BEGIN Material

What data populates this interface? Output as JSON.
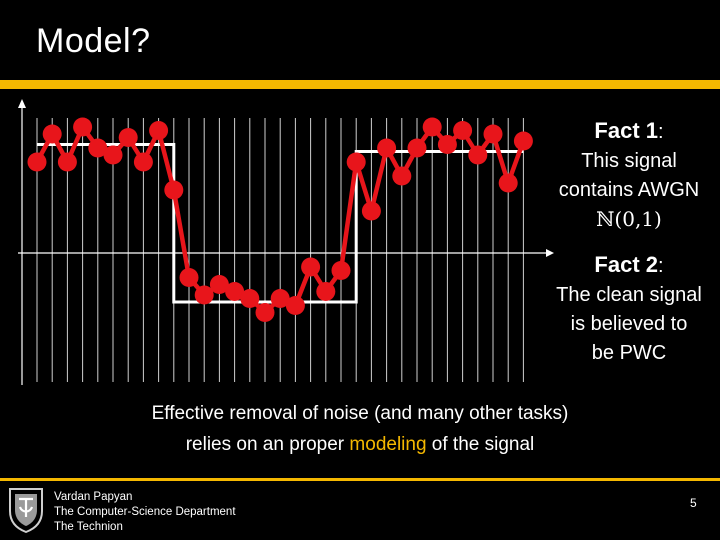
{
  "slide": {
    "title": "Model?",
    "fact1_title": "Fact 1",
    "fact1_colon": ":",
    "fact1_lines": [
      "This signal",
      "contains AWGN"
    ],
    "fact1_math": "ℕ(0,1)",
    "fact2_title": "Fact 2",
    "fact2_colon": ":",
    "fact2_lines": [
      "The clean signal",
      "is believed to",
      "be PWC"
    ],
    "caption_line1": "Effective removal of noise (and many other tasks)",
    "caption_line2_pre": "relies on an proper ",
    "caption_line2_highlight": "modeling",
    "caption_line2_post": " of the signal"
  },
  "footer": {
    "author": "Vardan Papyan",
    "department": "The Computer-Science Department",
    "institution": "The Technion",
    "page_number": "5"
  },
  "colors": {
    "accent": "#f5b800",
    "signal": "#e8151b",
    "background": "#000000"
  },
  "chart_data": {
    "type": "line",
    "noisy": [
      1.3,
      1.7,
      1.3,
      1.8,
      1.5,
      1.4,
      1.65,
      1.3,
      1.75,
      0.9,
      -0.35,
      -0.6,
      -0.45,
      -0.55,
      -0.65,
      -0.85,
      -0.65,
      -0.75,
      -0.2,
      -0.55,
      -0.25,
      1.3,
      0.6,
      1.5,
      1.1,
      1.5,
      1.8,
      1.55,
      1.75,
      1.4,
      1.7,
      1.0,
      1.6
    ],
    "clean_segments": [
      {
        "start": 0,
        "end": 9,
        "value": 1.55
      },
      {
        "start": 9,
        "end": 21,
        "value": -0.7
      },
      {
        "start": 21,
        "end": 32,
        "value": 1.45
      }
    ],
    "ylim": [
      -1,
      2
    ]
  }
}
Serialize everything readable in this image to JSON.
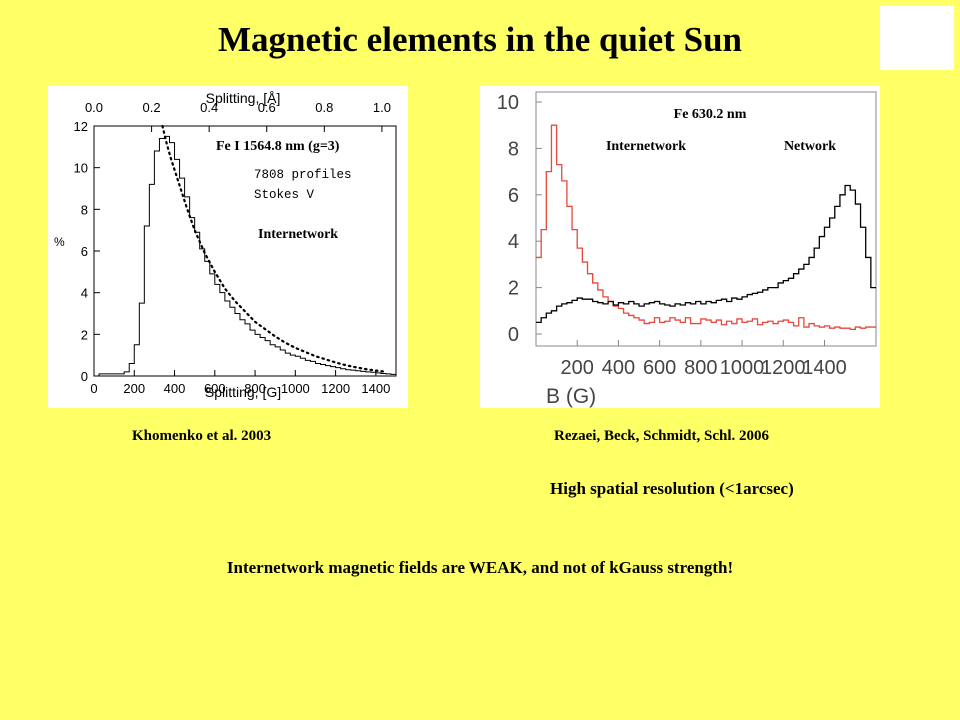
{
  "slide": {
    "title": "Magnetic elements in the quiet Sun",
    "ref_left": "Khomenko et al. 2003",
    "ref_right": "Rezaei, Beck, Schmidt, Schl. 2006",
    "note_resolution": "High spatial resolution (<1arcsec)",
    "conclusion": "Internetwork magnetic fields are WEAK, and not of kGauss strength!"
  },
  "chart_data": [
    {
      "type": "line",
      "title": "",
      "xlabel": "Splitting, [G]",
      "top_axis_label": "Splitting, [Å]",
      "ylabel": "%",
      "xlim": [
        0,
        1500
      ],
      "ylim": [
        0,
        12
      ],
      "x_ticks": [
        "0",
        "200",
        "400",
        "600",
        "800",
        "1000",
        "1200",
        "1400"
      ],
      "x_tick_values": [
        0,
        200,
        400,
        600,
        800,
        1000,
        1200,
        1400
      ],
      "top_ticks": [
        "0.0",
        "0.2",
        "0.4",
        "0.6",
        "0.8",
        "1.0"
      ],
      "top_tick_values": [
        0,
        286,
        572,
        858,
        1144,
        1430
      ],
      "y_ticks": [
        "0",
        "2",
        "4",
        "6",
        "8",
        "10",
        "12"
      ],
      "y_tick_values": [
        0,
        2,
        4,
        6,
        8,
        10,
        12
      ],
      "annotations": {
        "line": "Fe I 1564.8 nm (g=3)",
        "profiles": "7808 profiles",
        "stokes": "Stokes V",
        "region": "Internetwork"
      },
      "series": [
        {
          "style": "histogram",
          "bin_width": 25,
          "x": [
            0,
            25,
            50,
            75,
            100,
            125,
            150,
            175,
            200,
            225,
            250,
            275,
            300,
            325,
            350,
            375,
            400,
            425,
            450,
            475,
            500,
            525,
            550,
            575,
            600,
            625,
            650,
            675,
            700,
            725,
            750,
            775,
            800,
            825,
            850,
            875,
            900,
            925,
            950,
            975,
            1000,
            1025,
            1050,
            1075,
            1100,
            1125,
            1150,
            1175,
            1200,
            1225,
            1250,
            1275,
            1300,
            1325,
            1350,
            1375,
            1400,
            1425,
            1450,
            1475
          ],
          "values": [
            0,
            0.1,
            0.1,
            0.1,
            0.1,
            0.1,
            0.2,
            0.6,
            1.5,
            3.5,
            7.2,
            9.2,
            10.8,
            11.4,
            11.5,
            11.2,
            10.4,
            9.5,
            8.6,
            7.6,
            6.9,
            6.1,
            5.5,
            4.9,
            4.4,
            4.0,
            3.6,
            3.3,
            3.0,
            2.7,
            2.5,
            2.2,
            2.0,
            1.85,
            1.7,
            1.5,
            1.4,
            1.25,
            1.1,
            1.0,
            0.95,
            0.85,
            0.75,
            0.7,
            0.6,
            0.55,
            0.5,
            0.45,
            0.4,
            0.35,
            0.3,
            0.28,
            0.25,
            0.22,
            0.2,
            0.18,
            0.15,
            0.12,
            0.1,
            0.08
          ]
        },
        {
          "style": "dotted",
          "x": [
            340,
            360,
            380,
            400,
            430,
            460,
            500,
            550,
            600,
            650,
            700,
            750,
            800,
            850,
            900,
            950,
            1000,
            1050,
            1100,
            1150,
            1200,
            1250,
            1300,
            1350,
            1400,
            1450
          ],
          "values": [
            12,
            11.2,
            10.5,
            9.9,
            9.0,
            8.1,
            7.0,
            5.9,
            5.0,
            4.2,
            3.6,
            3.1,
            2.6,
            2.25,
            1.9,
            1.6,
            1.35,
            1.15,
            0.95,
            0.8,
            0.65,
            0.52,
            0.42,
            0.33,
            0.26,
            0.2
          ]
        }
      ]
    },
    {
      "type": "line",
      "title": "Fe 630.2 nm",
      "xlabel": "B (G)",
      "ylabel": "",
      "xlim": [
        0,
        1650
      ],
      "ylim": [
        0,
        10
      ],
      "x_ticks": [
        "200",
        "400",
        "600",
        "800",
        "1000",
        "1200",
        "1400"
      ],
      "x_tick_values": [
        200,
        400,
        600,
        800,
        1000,
        1200,
        1400
      ],
      "y_ticks": [
        "0",
        "2",
        "4",
        "6",
        "8",
        "10"
      ],
      "y_tick_values": [
        0,
        2,
        4,
        6,
        8,
        10
      ],
      "labels": [
        "Internetwork",
        "Network"
      ],
      "series": [
        {
          "name": "Internetwork",
          "color": "#e8473b",
          "style": "histogram",
          "bin_width": 25,
          "x": [
            0,
            25,
            50,
            75,
            100,
            125,
            150,
            175,
            200,
            225,
            250,
            275,
            300,
            325,
            350,
            375,
            400,
            425,
            450,
            475,
            500,
            525,
            550,
            575,
            600,
            625,
            650,
            675,
            700,
            725,
            750,
            775,
            800,
            825,
            850,
            875,
            900,
            925,
            950,
            975,
            1000,
            1025,
            1050,
            1075,
            1100,
            1125,
            1150,
            1175,
            1200,
            1225,
            1250,
            1275,
            1300,
            1325,
            1350,
            1375,
            1400,
            1425,
            1450,
            1475,
            1500,
            1525,
            1550,
            1575,
            1600,
            1625
          ],
          "values": [
            3.3,
            4.5,
            7.0,
            9.0,
            7.3,
            6.6,
            5.5,
            4.5,
            3.7,
            3.1,
            2.6,
            2.2,
            1.9,
            1.6,
            1.4,
            1.2,
            1.1,
            0.9,
            0.8,
            0.7,
            0.6,
            0.45,
            0.5,
            0.7,
            0.5,
            0.55,
            0.7,
            0.6,
            0.5,
            0.7,
            0.45,
            0.45,
            0.65,
            0.6,
            0.5,
            0.6,
            0.4,
            0.55,
            0.45,
            0.65,
            0.5,
            0.55,
            0.65,
            0.4,
            0.5,
            0.55,
            0.45,
            0.55,
            0.6,
            0.5,
            0.35,
            0.7,
            0.3,
            0.45,
            0.35,
            0.3,
            0.35,
            0.25,
            0.3,
            0.25,
            0.25,
            0.2,
            0.3,
            0.25,
            0.3,
            0.3
          ]
        },
        {
          "name": "Network",
          "color": "#000000",
          "style": "histogram",
          "bin_width": 25,
          "x": [
            0,
            25,
            50,
            75,
            100,
            125,
            150,
            175,
            200,
            225,
            250,
            275,
            300,
            325,
            350,
            375,
            400,
            425,
            450,
            475,
            500,
            525,
            550,
            575,
            600,
            625,
            650,
            675,
            700,
            725,
            750,
            775,
            800,
            825,
            850,
            875,
            900,
            925,
            950,
            975,
            1000,
            1025,
            1050,
            1075,
            1100,
            1125,
            1150,
            1175,
            1200,
            1225,
            1250,
            1275,
            1300,
            1325,
            1350,
            1375,
            1400,
            1425,
            1450,
            1475,
            1500,
            1525,
            1550,
            1575,
            1600,
            1625
          ],
          "values": [
            0.5,
            0.7,
            0.9,
            1.0,
            1.2,
            1.3,
            1.35,
            1.45,
            1.55,
            1.5,
            1.5,
            1.4,
            1.35,
            1.3,
            1.4,
            1.25,
            1.35,
            1.3,
            1.4,
            1.3,
            1.2,
            1.3,
            1.35,
            1.4,
            1.3,
            1.25,
            1.2,
            1.3,
            1.25,
            1.35,
            1.3,
            1.4,
            1.3,
            1.4,
            1.35,
            1.45,
            1.5,
            1.4,
            1.55,
            1.5,
            1.6,
            1.7,
            1.75,
            1.8,
            1.9,
            2.0,
            2.0,
            2.2,
            2.3,
            2.4,
            2.6,
            2.8,
            3.0,
            3.3,
            3.7,
            4.2,
            4.6,
            5.0,
            5.5,
            6.0,
            6.4,
            6.2,
            5.6,
            4.6,
            3.3,
            2.0
          ]
        }
      ]
    }
  ]
}
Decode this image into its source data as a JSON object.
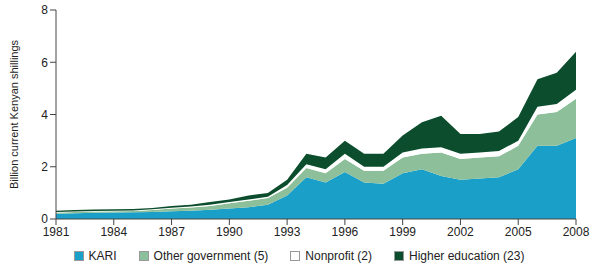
{
  "chart_data": {
    "type": "area",
    "stacked": true,
    "y_label": "Billion current Kenyan shillings",
    "x": [
      1981,
      1982,
      1983,
      1984,
      1985,
      1986,
      1987,
      1988,
      1989,
      1990,
      1991,
      1992,
      1993,
      1994,
      1995,
      1996,
      1997,
      1998,
      1999,
      2000,
      2001,
      2002,
      2003,
      2004,
      2005,
      2006,
      2007,
      2008
    ],
    "xlim": [
      1981,
      2008
    ],
    "xticks": [
      1981,
      1984,
      1987,
      1990,
      1993,
      1996,
      1999,
      2002,
      2005,
      2008
    ],
    "ylim": [
      0,
      8
    ],
    "yticks": [
      0,
      2,
      4,
      6,
      8
    ],
    "grid": false,
    "legend": "bottom",
    "series": [
      {
        "name": "KARI",
        "color": "#1aa0c8",
        "values": [
          0.2,
          0.22,
          0.24,
          0.25,
          0.26,
          0.27,
          0.3,
          0.32,
          0.35,
          0.4,
          0.45,
          0.55,
          0.9,
          1.6,
          1.4,
          1.8,
          1.4,
          1.35,
          1.75,
          1.9,
          1.65,
          1.5,
          1.55,
          1.6,
          1.9,
          2.8,
          2.8,
          3.1
        ]
      },
      {
        "name": "Other government (5)",
        "color": "#8dc09a",
        "values": [
          0.05,
          0.05,
          0.05,
          0.05,
          0.05,
          0.07,
          0.1,
          0.12,
          0.15,
          0.2,
          0.25,
          0.25,
          0.3,
          0.35,
          0.35,
          0.5,
          0.45,
          0.5,
          0.6,
          0.6,
          0.9,
          0.8,
          0.8,
          0.8,
          0.9,
          1.2,
          1.3,
          1.5
        ]
      },
      {
        "name": "Nonprofit (2)",
        "color": "#ffffff",
        "values": [
          0.02,
          0.02,
          0.02,
          0.02,
          0.02,
          0.03,
          0.03,
          0.04,
          0.05,
          0.05,
          0.05,
          0.05,
          0.1,
          0.15,
          0.15,
          0.2,
          0.15,
          0.15,
          0.2,
          0.2,
          0.2,
          0.2,
          0.2,
          0.2,
          0.2,
          0.3,
          0.3,
          0.35
        ]
      },
      {
        "name": "Higher education (23)",
        "color": "#0b4d2c",
        "values": [
          0.05,
          0.05,
          0.05,
          0.05,
          0.05,
          0.05,
          0.07,
          0.07,
          0.1,
          0.1,
          0.15,
          0.15,
          0.2,
          0.4,
          0.45,
          0.5,
          0.5,
          0.5,
          0.65,
          1.0,
          1.2,
          0.75,
          0.7,
          0.75,
          0.9,
          1.05,
          1.2,
          1.45
        ]
      }
    ]
  }
}
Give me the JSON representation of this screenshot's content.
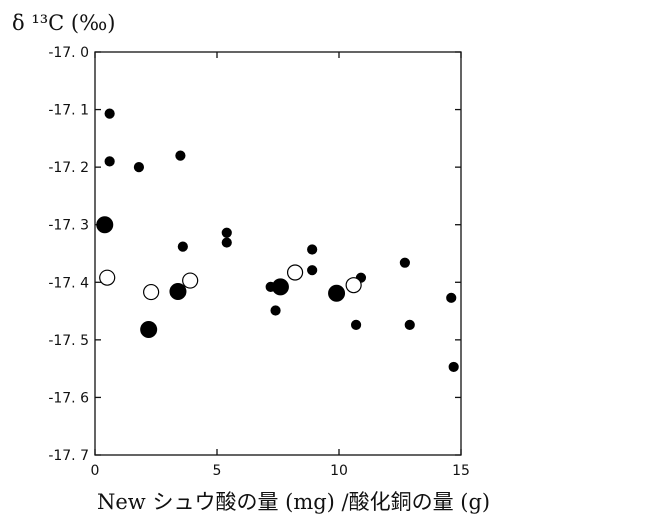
{
  "chart_data": {
    "type": "scatter",
    "title": "",
    "ylabel": "δ ¹³C (‰)",
    "xlabel": "New シュウ酸の量 (mg) /酸化銅の量 (g)",
    "xlim": [
      0,
      15
    ],
    "ylim": [
      -17.7,
      -17.0
    ],
    "x_ticks": [
      0,
      5,
      10,
      15
    ],
    "x_tick_labels": [
      "0",
      "5",
      "10",
      "15"
    ],
    "y_ticks": [
      -17.0,
      -17.1,
      -17.2,
      -17.3,
      -17.4,
      -17.5,
      -17.6,
      -17.7
    ],
    "y_tick_labels": [
      "-17. 0",
      "-17. 1",
      "-17. 2",
      "-17. 3",
      "-17. 4",
      "-17. 5",
      "-17. 6",
      "-17. 7"
    ],
    "grid": false,
    "legend": "none",
    "series": [
      {
        "marker": "small-filled-circle",
        "color": "#000000",
        "points": [
          [
            0.6,
            -17.107
          ],
          [
            0.6,
            -17.19
          ],
          [
            1.8,
            -17.2
          ],
          [
            3.5,
            -17.18
          ],
          [
            3.6,
            -17.338
          ],
          [
            5.4,
            -17.314
          ],
          [
            5.4,
            -17.331
          ],
          [
            7.2,
            -17.408
          ],
          [
            7.4,
            -17.449
          ],
          [
            8.9,
            -17.343
          ],
          [
            8.9,
            -17.379
          ],
          [
            10.7,
            -17.474
          ],
          [
            10.9,
            -17.392
          ],
          [
            12.7,
            -17.366
          ],
          [
            12.9,
            -17.474
          ],
          [
            14.6,
            -17.427
          ],
          [
            14.7,
            -17.547
          ]
        ]
      },
      {
        "marker": "large-filled-circle",
        "color": "#000000",
        "points": [
          [
            0.4,
            -17.3
          ],
          [
            2.2,
            -17.482
          ],
          [
            3.4,
            -17.416
          ],
          [
            7.6,
            -17.408
          ],
          [
            9.9,
            -17.419
          ]
        ]
      },
      {
        "marker": "open-circle",
        "color": "#000000",
        "points": [
          [
            0.5,
            -17.392
          ],
          [
            2.3,
            -17.417
          ],
          [
            3.9,
            -17.397
          ],
          [
            8.2,
            -17.383
          ],
          [
            10.6,
            -17.405
          ]
        ]
      }
    ]
  }
}
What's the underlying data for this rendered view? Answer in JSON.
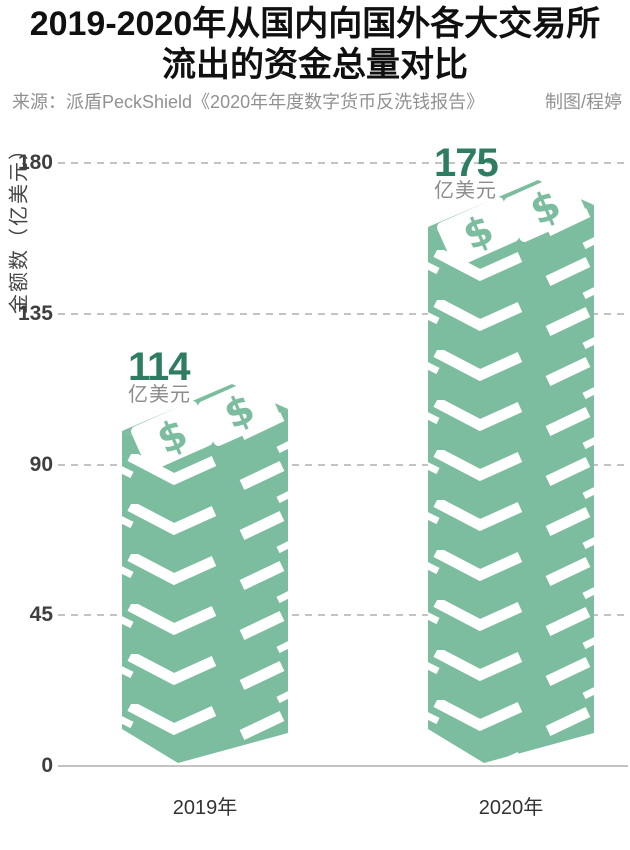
{
  "title": {
    "line1": "2019-2020年从国内向国外各大交易所",
    "line2": "流出的资金总量对比"
  },
  "source": {
    "left": "来源：派盾PeckShield《2020年年度数字货币反洗钱报告》",
    "right": "制图/程婷"
  },
  "chart_data": {
    "type": "bar",
    "categories": [
      "2019年",
      "2020年"
    ],
    "values": [
      114,
      175
    ],
    "value_unit_label": "亿美元",
    "ylabel": "金额数（亿美元）",
    "yticks": [
      0,
      45,
      90,
      135,
      180
    ],
    "ylim": [
      0,
      180
    ],
    "grid": "horizontal dashed gridlines at 45/90/135/180, solid zero axis line",
    "legend": "none",
    "bar_style": "isometric stack of dollar-bill layers with two $ bills on the top face",
    "colors": {
      "bar_green": "#7cbc9f",
      "value_label_green": "#2e7d63",
      "unit_label_gray": "#8c8c8c",
      "gridline_gray": "#c3c3c3",
      "tick_label": "#3f3f3f",
      "axis_title": "#454545",
      "category_label": "#333333",
      "bill_white": "#ffffff",
      "title_black": "#101010",
      "source_gray": "#919191"
    }
  },
  "icons": {
    "dollar_icon": "$"
  }
}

END Material

### Aim
Copy every line that contains the string "xlabel".

### Output of the exercise
      "xlabel": "Splitting, [G]",
      "xlabel": "B (G)",
    "xlabel": "New シュウ酸の量 (mg) /酸化銅の量 (g)",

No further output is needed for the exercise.